START Excerpted passage
Rape is always an issue in war, but it has become a particular concern in Syria — not just as a “normal” war crime, but as a deliberate tactic to terrorize and subjugate combatants and civilians. In January, an International Rescue Committee report surveyed Syrian refugees in Lebanon and Jordan and identified rape “as the primary reason their families fled the country.” Not long after, Erika Feller, assistant high commissioner at the United Nations’ refugee agency, asserted while addressing the Human Rights Council in Geneva that “Syria is increasingly marked by rape and sexual violence employed as a weapon of war [to destroy] identity, dignity, and the social fabrics of families and communities.”
Together, the I.R.C. report and Feller’s remarks set off some controversy among human-rights workers and also in the media, which — thanks to mischaracterizations of the report as well as the efforts of some well-meaning but overzealous activists — have been filled with unverified reports of “mass rape” taking place in Syria. Unable to interview victims directly or cross over into Syria, some activists have used “crowd sourcing” and other means of unverified social media, such as YouTube videos, as a means of collecting data on rape.
Unfortunately, without solid information to back up charges, using terms such as “mass rape” or “systematic rape” (which happened in Bosnia and Rwanda, for instance, where orders to rape were given by higher-ups) is dangerous for everyone involved. The problem: while activists’ claims have drawn needed attention to a deplorable conflict, imprecise charges of mass rape without documentation can distract aid workers and donors from other, possibly even more pressing human-rights crises. Charges that are eventually shown to be exaggerated can also set a dangerous precedent for future conflicts and could even hamper potential war-crimes tribunals.
“Sexual violence in Syria is not systematic — it’s not like Rwanda,” said Dr. Zahra, a Syrian gynecologist working with refugee women in Antakya, Turkey, not far from the Syrian border, where nearly an estimated 10,000 Syrians are living, having fled their country. “But it is happening. It is happening every day.”
The truth, in other words, is bad enough. But getting accurate and reliable data on rape in Syria is, of course, extremely difficult, due to the chaos and danger of operating in a war zone. Cultural and religious beliefs are a further hindrance to accurate reporting. A woman’s virginity is closely linked to the concept of honor — not just the victim’s but also her family’s. A recent U.N. Commission of Inquiry report on Syria cites five instances of women who committed suicide after being raped, so intense is the shame associated with the crime. “People just cannot talk about it,” said Dr. Zahra. As the C.O.I. report noted, “Chronic under-reporting has made judging the magnitude of this violation difficult.” That is likely true as well for male rape, which has been reported in prisons and detention centers.
END Excerpted passage
START Information supplied
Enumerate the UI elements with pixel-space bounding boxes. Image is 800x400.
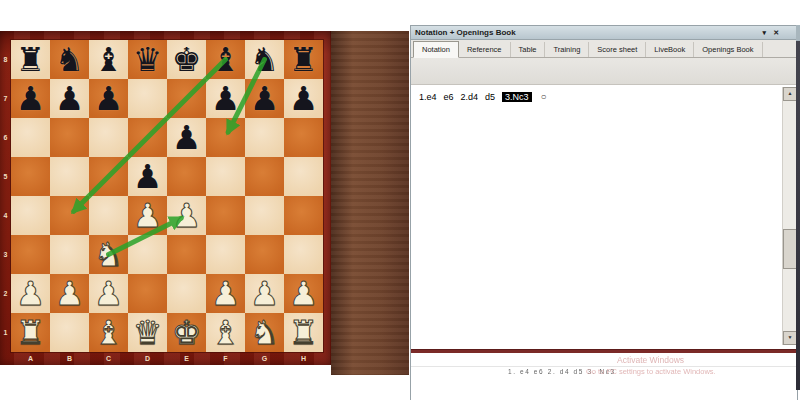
END Information supplied
*Request 1*: In the article on sexual violence in Syria, how many cases of women who took their own lives after being raped does the recent U.N. Commission of Inquiry report cite?
*Request 2*: Carry on the article on sexual violence in Syria from its final sentence.

*Response 1*: Five.

*Response 2*:
In May 2012, I received a grant from The Nation Institute (affiliated with The Nation magazine) to begin researching torture and other human-rights abuses on both sides of the Syrian civil war. Over the past year, I have traveled inside the ravaged country multiple times, often working undercover and alone, or with a female interpreter, and I have spoken to a dozen or so men and women who had been incarcerated by the government and who told me that rape was always threatened if they did not cooperate with interrogators. One woman I spoke to told me she herself had been raped as part of her interrogation; others might well have been but were afraid to reveal it.
Because reporting from the Damascus side is so difficult — journalists and human-rights workers are largely banned from government-controlled areas — most of my interviews have been from the rebel side. It’s important to note that the victimizers are not always government troops but often members of the Shabiha, a brutal militia loyal to President Bashar al-Assad that has committed some of the war’s worst atrocities. Which is not to say the rebels are angels, by any means. When I have had the luck to get a government visa to report from the Damascus side, I’ve been told by Alawi and Christian women that they feared for their life and sexual honor at the hands of rebel soldiers. Women living in the countryside, in small villages and towns, seem the most perturbed by the threat of sexual violence, checkpoints being a particular focus of fear. But the rebels have their own detention centers, too, and human-rights organizations such as Amnesty International and Human Rights Watch have documented abuse in those facilities.
Like others, I can’t offer a definitive assessment of the problem, but I can bear witness to women’s stories. And as I learned, rape, or the threat of rape, has become a daily reality in Syria.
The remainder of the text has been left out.